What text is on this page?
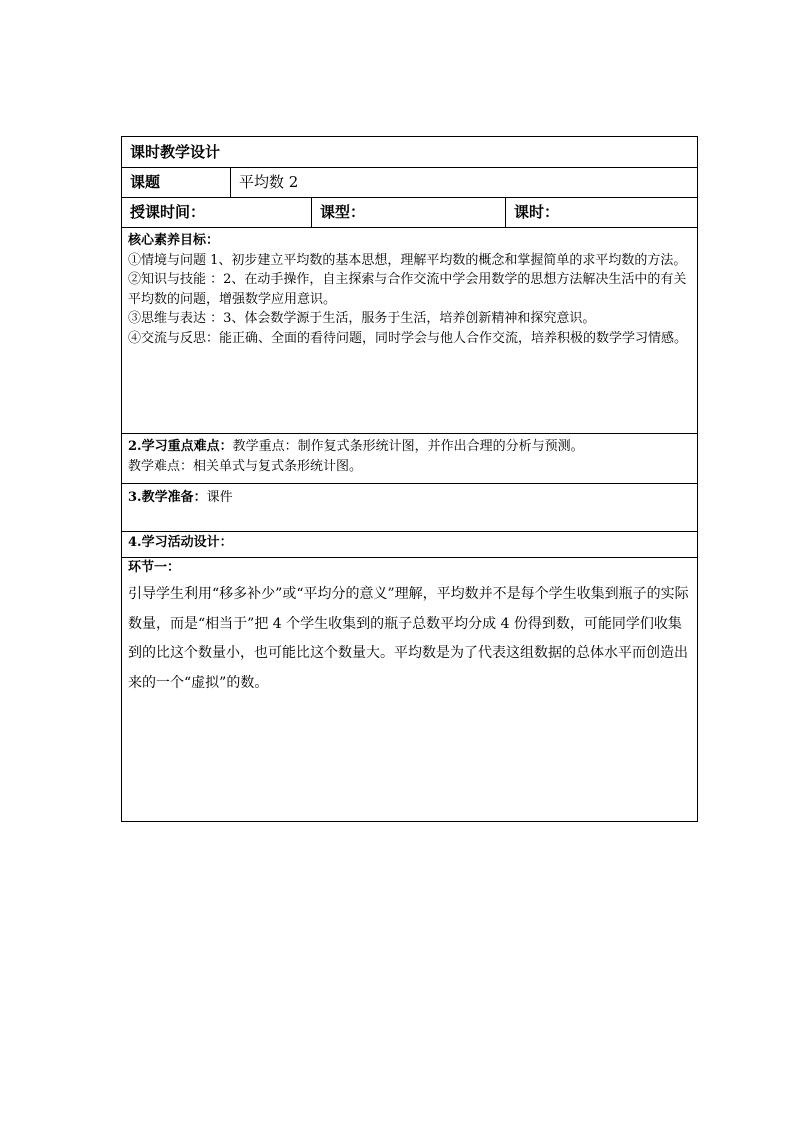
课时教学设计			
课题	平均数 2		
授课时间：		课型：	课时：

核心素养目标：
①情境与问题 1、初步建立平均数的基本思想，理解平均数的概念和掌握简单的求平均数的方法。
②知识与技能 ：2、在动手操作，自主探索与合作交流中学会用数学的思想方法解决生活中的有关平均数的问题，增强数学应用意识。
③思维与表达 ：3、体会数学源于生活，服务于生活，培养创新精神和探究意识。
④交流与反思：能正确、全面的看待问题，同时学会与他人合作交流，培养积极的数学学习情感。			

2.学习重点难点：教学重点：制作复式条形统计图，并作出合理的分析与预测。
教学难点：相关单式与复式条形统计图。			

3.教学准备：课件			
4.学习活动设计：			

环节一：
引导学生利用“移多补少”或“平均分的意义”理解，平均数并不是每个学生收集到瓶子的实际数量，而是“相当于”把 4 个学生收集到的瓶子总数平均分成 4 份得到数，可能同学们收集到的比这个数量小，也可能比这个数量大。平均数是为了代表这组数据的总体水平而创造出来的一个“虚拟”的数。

-------------------------

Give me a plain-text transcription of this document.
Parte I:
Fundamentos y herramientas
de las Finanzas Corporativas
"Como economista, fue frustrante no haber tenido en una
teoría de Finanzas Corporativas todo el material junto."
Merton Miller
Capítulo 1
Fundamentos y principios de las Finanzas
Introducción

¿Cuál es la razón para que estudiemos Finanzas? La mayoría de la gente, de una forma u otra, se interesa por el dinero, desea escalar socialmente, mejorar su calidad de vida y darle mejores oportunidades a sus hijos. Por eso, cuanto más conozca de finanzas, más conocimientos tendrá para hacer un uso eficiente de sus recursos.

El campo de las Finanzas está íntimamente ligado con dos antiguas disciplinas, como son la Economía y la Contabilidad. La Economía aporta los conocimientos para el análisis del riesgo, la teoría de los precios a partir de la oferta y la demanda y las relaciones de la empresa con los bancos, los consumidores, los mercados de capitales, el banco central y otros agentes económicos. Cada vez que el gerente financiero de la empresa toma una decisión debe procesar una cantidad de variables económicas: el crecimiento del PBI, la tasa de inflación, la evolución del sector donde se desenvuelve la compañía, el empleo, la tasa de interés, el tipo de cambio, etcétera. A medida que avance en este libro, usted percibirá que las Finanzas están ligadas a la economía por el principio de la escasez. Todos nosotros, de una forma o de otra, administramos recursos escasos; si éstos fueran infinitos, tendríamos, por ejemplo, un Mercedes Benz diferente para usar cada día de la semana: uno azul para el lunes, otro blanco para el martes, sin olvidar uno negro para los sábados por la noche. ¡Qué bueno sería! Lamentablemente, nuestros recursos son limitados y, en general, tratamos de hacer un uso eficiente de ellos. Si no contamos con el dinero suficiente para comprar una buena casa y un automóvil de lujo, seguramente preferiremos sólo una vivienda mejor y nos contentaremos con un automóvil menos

-------------------------

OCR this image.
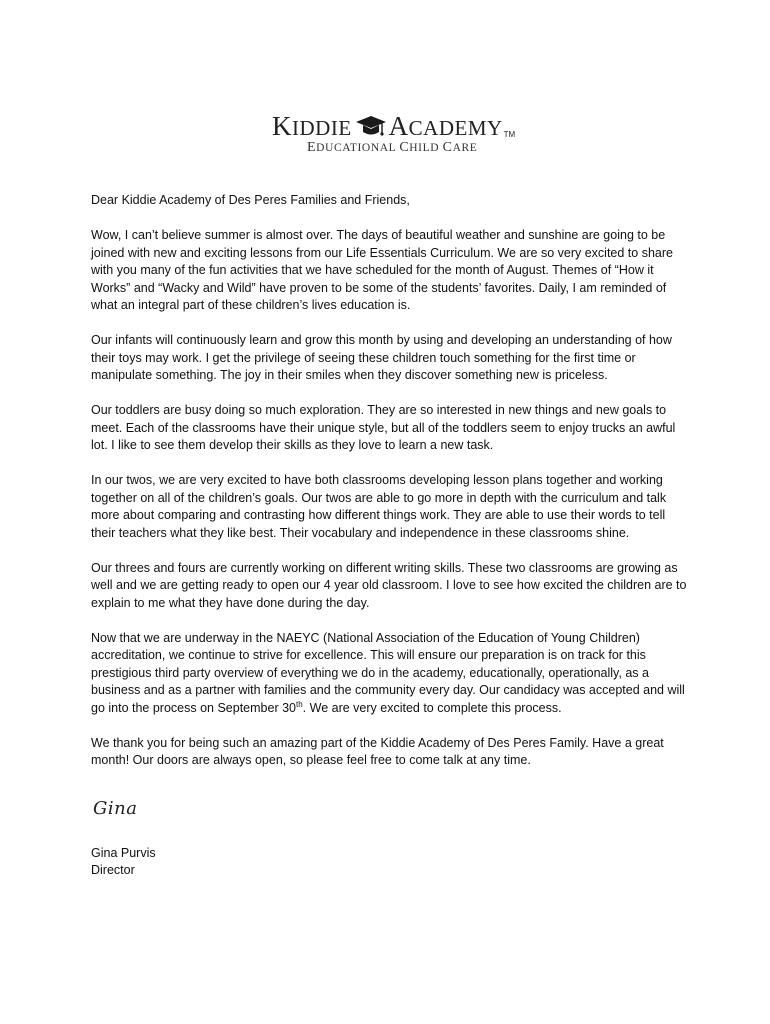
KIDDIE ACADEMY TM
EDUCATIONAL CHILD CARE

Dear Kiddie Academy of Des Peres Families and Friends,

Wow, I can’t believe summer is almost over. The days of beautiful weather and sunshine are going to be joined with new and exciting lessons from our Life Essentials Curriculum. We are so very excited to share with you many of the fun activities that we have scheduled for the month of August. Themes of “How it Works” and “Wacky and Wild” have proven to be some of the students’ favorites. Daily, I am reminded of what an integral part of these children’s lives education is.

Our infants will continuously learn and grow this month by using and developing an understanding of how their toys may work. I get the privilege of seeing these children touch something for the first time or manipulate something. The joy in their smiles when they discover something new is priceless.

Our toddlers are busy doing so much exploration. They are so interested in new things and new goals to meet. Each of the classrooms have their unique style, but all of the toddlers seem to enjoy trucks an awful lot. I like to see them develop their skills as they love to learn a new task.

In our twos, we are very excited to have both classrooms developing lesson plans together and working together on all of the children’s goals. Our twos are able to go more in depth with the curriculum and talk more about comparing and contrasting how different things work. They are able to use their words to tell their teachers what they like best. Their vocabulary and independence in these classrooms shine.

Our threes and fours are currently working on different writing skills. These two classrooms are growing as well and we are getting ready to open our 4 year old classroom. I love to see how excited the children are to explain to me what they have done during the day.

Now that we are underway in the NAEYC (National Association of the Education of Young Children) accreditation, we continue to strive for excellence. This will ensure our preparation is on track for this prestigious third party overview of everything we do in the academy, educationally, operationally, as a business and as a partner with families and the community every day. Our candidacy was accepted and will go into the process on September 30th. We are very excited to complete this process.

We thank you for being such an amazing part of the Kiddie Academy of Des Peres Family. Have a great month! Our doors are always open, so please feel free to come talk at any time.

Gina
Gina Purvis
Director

-------------------------

**What is expected**.
Only lines with the word "classrooms" are wanted, so copy each one from the records.

**Solved exercise**.
Our toddlers are busy doing so much exploration. They are so interested in new things and new goals to meet. Each of the classrooms have their unique style, but all of the toddlers seem to enjoy trucks an awful lot. I like to see them develop their skills as they love to learn a new task.
In our twos, we are very excited to have both classrooms developing lesson plans together and working together on all of the children’s goals. Our twos are able to go more in depth with the curriculum and talk more about comparing and contrasting how different things work. They are able to use their words to tell their teachers what they like best. Their vocabulary and independence in these classrooms shine.
Our threes and fours are currently working on different writing skills. These two classrooms are growing as well and we are getting ready to open our 4 year old classroom. I love to see how excited the children are to explain to me what they have done during the day.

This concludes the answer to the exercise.